Repeat the entries that follow verbatim, without any of their pictures.

-------- Provided material

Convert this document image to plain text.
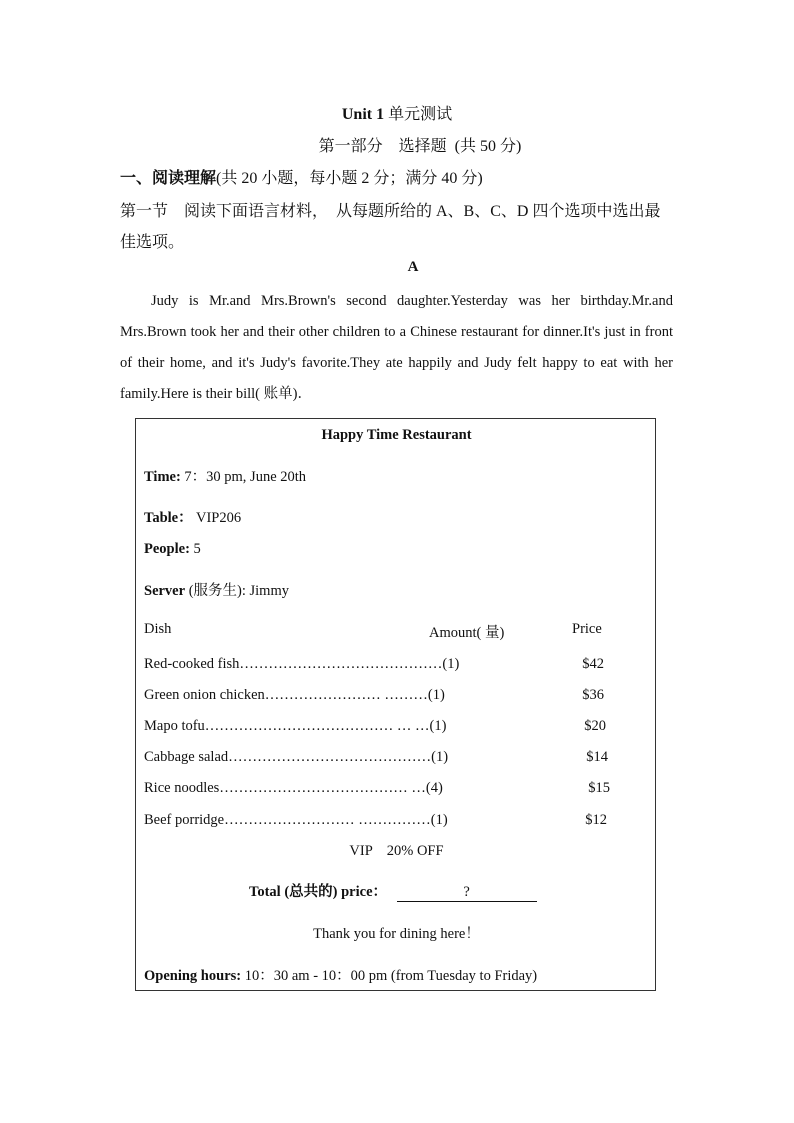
Unit 1 单元测试
第一部分 选择题 (共 50 分)
一、阅读理解(共 20 小题，每小题 2 分；满分 40 分)
第一节　阅读下面语言材料，　从每题所给的 A、B、C、D 四个选项中选出最佳选项。
A
Judy is Mr.and Mrs.Brown's second daughter.Yesterday was her birthday.Mr.and Mrs.Brown took her and their other children to a Chinese restaurant for dinner.It's just in front of their home, and it's Judy's favorite.They ate happily and Judy felt happy to eat with her family.Here is their bill( 账单)．
Happy Time Restaurant
Time: 7：30 pm, June 20th
Table： VIP206
People: 5
Server (服务生): Jimmy
Dish	Amount( 量)	Price
Red-cooked fish……………………………………(1)	$42
Green onion chicken…………………… ………(1)	$36
Mapo tofu………………………………… … …(1)	$20
Cabbage salad……………………………………(1)	$14
Rice noodles………………………………… …(4)	$15
Beef porridge……………………… ……………(1)	$12
VIP    20% OFF
Total (总共的) price：	?
Thank you for dining here！
Opening hours: 10：30 am - 10：00 pm (from Tuesday to Friday)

----------------

_The output_
Convert this document image to plain text.
Unit 1 单元测试
第一部分 选择题 (共 50 分)
一、阅读理解(共 20 小题，每小题 2 分；满分 40 分)
第一节　阅读下面语言材料，　从每题所给的 A、B、C、D 四个选项中选出最佳选项。
A
Judy is Mr.and Mrs.Brown's second daughter.Yesterday was her birthday.Mr.and Mrs.Brown took her and their other children to a Chinese restaurant for dinner.It's just in front of their home, and it's Judy's favorite.They ate happily and Judy felt happy to eat with her family.Here is their bill( 账单)．
Happy Time Restaurant
Time: 7：30 pm, June 20th
Table： VIP206
People: 5
Server (服务生): Jimmy
Dish	Amount( 量)	Price
Red-cooked fish……………………………………(1)	$42
Green onion chicken…………………… ………(1)	$36
Mapo tofu………………………………… … …(1)	$20
Cabbage salad……………………………………(1)	$14
Rice noodles………………………………… …(4)	$15
Beef porridge……………………… ……………(1)	$12
VIP    20% OFF
Total (总共的) price：	?
Thank you for dining here！
Opening hours: 10：30 am - 10：00 pm (from Tuesday to Friday)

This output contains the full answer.